_Текстовый блок_:
____
Так выражается устами персонажей царь ужасов, владыка тайн. Эти две характеристики опиума вполне применимы и к гашишу; как в том, так и в другом случае дух, свободный до опьянения, становится рабом; но слово «рапсодический», так хорошо определяющее ход мыслей, подсказанных и внушенных внешним миром и случайною игрою внешних обстоятельств, еще с большей и более ужасной правдивостью применимо к действию гашиша. Тут человеческий разум является какою-то щепкою, уносимой стремительным потоком, и ход мыслей здесь несравненно более стремителен и рапсодичен. Из этого, я полагаю, достаточно очевидно следует, что непосредственное действие гашиша гораздо сильнее, чем действие опиума, что он в гораздо большей степени нарушает нормальную жизнь, словом, гораздо вредоноснее опиума. Я не знаю, вызовет ли десятилетнее отравление гашишем столь же глубокие разрушения, как десятилетнее употребление опиума: я утверждаю только, что действие гашиша, по отношению к данному моменту и к следующему за ним, является гораздо более ужасным; опиум – это тихий обольститель, гашиш – это необузданный демон.
____
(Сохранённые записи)

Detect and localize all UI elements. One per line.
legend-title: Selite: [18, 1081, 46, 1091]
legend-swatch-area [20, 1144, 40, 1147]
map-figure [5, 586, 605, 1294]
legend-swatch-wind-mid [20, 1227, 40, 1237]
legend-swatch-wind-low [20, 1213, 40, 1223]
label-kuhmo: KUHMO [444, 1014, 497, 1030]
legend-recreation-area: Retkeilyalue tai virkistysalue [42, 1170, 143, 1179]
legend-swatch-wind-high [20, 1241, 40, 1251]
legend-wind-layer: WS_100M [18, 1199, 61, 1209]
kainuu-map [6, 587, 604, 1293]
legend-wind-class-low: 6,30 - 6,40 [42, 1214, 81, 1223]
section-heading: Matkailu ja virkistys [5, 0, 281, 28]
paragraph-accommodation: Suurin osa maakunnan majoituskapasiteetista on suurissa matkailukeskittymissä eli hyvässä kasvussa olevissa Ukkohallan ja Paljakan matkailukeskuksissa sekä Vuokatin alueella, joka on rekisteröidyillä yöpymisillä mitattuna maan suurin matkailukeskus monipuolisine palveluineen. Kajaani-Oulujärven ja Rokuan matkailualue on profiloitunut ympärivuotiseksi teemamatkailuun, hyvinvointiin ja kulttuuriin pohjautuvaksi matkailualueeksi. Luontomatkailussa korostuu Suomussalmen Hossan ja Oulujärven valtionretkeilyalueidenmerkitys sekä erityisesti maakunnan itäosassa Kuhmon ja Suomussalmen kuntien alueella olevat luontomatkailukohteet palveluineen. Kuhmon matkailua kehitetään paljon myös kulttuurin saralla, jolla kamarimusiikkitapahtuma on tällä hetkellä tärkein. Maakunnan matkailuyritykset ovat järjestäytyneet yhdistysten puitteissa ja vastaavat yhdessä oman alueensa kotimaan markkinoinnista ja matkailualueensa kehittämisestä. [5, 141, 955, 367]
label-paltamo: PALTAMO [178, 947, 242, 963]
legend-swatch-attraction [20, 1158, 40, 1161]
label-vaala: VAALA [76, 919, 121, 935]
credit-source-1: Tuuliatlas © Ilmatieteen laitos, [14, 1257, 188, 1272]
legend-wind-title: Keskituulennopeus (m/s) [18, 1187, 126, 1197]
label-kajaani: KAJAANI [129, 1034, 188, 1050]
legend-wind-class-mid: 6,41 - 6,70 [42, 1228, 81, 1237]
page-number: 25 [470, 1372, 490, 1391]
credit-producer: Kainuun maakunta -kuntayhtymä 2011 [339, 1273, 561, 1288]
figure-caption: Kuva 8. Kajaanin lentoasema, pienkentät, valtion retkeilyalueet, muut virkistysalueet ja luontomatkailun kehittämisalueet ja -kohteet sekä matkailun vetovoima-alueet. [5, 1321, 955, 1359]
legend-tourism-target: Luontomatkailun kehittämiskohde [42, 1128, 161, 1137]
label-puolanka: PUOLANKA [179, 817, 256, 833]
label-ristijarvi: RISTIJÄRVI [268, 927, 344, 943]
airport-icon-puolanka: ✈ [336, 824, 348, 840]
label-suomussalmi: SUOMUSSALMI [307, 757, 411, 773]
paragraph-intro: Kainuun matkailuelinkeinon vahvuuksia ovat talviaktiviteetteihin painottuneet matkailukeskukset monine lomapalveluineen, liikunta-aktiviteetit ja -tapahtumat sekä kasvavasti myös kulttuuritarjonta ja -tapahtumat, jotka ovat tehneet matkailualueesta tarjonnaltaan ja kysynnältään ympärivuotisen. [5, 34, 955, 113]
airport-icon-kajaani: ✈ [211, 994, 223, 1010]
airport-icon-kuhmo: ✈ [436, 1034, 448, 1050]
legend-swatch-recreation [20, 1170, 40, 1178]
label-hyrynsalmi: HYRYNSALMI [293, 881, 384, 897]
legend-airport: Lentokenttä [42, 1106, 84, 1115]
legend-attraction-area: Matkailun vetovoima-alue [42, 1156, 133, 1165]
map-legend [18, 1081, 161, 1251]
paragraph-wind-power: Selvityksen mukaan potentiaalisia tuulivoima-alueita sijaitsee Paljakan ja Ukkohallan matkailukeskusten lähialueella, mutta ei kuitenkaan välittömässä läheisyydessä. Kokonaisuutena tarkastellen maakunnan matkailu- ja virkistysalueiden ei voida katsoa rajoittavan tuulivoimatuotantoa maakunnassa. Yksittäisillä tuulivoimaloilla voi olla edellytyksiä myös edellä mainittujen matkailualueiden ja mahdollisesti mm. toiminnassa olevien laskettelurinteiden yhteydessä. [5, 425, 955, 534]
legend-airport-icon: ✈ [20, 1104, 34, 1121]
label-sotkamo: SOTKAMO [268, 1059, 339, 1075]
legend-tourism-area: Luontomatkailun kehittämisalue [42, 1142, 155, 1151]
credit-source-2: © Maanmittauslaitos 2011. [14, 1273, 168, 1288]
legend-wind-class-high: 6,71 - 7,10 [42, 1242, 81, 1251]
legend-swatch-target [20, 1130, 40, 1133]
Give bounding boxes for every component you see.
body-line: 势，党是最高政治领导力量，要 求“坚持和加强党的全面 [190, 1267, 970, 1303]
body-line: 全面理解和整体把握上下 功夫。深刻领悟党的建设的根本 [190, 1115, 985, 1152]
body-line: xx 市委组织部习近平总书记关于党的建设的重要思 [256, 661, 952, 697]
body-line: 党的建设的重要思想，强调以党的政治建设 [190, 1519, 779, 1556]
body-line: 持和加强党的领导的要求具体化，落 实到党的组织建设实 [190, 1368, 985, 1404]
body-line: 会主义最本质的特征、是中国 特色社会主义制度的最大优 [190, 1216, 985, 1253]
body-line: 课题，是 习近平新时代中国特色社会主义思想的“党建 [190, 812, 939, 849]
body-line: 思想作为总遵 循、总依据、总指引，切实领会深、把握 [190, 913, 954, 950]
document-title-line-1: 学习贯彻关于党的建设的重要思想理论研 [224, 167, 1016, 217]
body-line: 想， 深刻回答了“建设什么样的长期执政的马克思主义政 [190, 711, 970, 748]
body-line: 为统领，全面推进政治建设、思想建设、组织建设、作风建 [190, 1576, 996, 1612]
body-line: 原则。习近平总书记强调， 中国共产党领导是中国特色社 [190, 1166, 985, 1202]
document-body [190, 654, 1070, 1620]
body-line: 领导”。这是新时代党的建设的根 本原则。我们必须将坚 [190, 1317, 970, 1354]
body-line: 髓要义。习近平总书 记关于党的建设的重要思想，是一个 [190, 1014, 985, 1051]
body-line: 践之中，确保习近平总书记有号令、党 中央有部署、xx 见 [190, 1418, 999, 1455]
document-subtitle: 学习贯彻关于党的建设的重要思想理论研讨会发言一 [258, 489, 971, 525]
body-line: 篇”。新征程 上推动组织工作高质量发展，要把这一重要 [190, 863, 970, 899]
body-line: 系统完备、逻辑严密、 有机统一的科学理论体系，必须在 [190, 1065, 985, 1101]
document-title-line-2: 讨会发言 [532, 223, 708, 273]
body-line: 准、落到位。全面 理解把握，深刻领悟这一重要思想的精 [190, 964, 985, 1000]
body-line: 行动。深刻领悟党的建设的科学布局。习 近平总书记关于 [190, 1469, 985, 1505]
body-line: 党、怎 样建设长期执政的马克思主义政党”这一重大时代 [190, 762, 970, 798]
____
_Условие задания_: Допишите, пожалуйста, следующую часть текста о гашише и опиуме, начиная сразу после его последнего предложения. Этот материал взят из другого источника.

_Итоговый ответ_:
Я хочу в этой части повествования определить и проанализировать нравственное опустошение, причиняемое этой опасной и соблазнительной гимнастикой, – опустошение столь великое, опасность столь глубокую, что люди, которые выходят из борьбы, отделавшись лишь незначительными повреждениями, кажутся мне храбрецами, ускользнувшими из пещеры многоликого Протея, Орфеями, победившими преисподнюю. И пусть мой способ выражения принимают, если угодно, за преувеличенную метафору, но я должен признаться, что возбуждающие яды кажутся мне не только одним из самых страшных и действенных средств, которыми располагает Дух Тьмы для завлечения и покорения злосчастного человечества, но и одним из самых удивительных его воплощений.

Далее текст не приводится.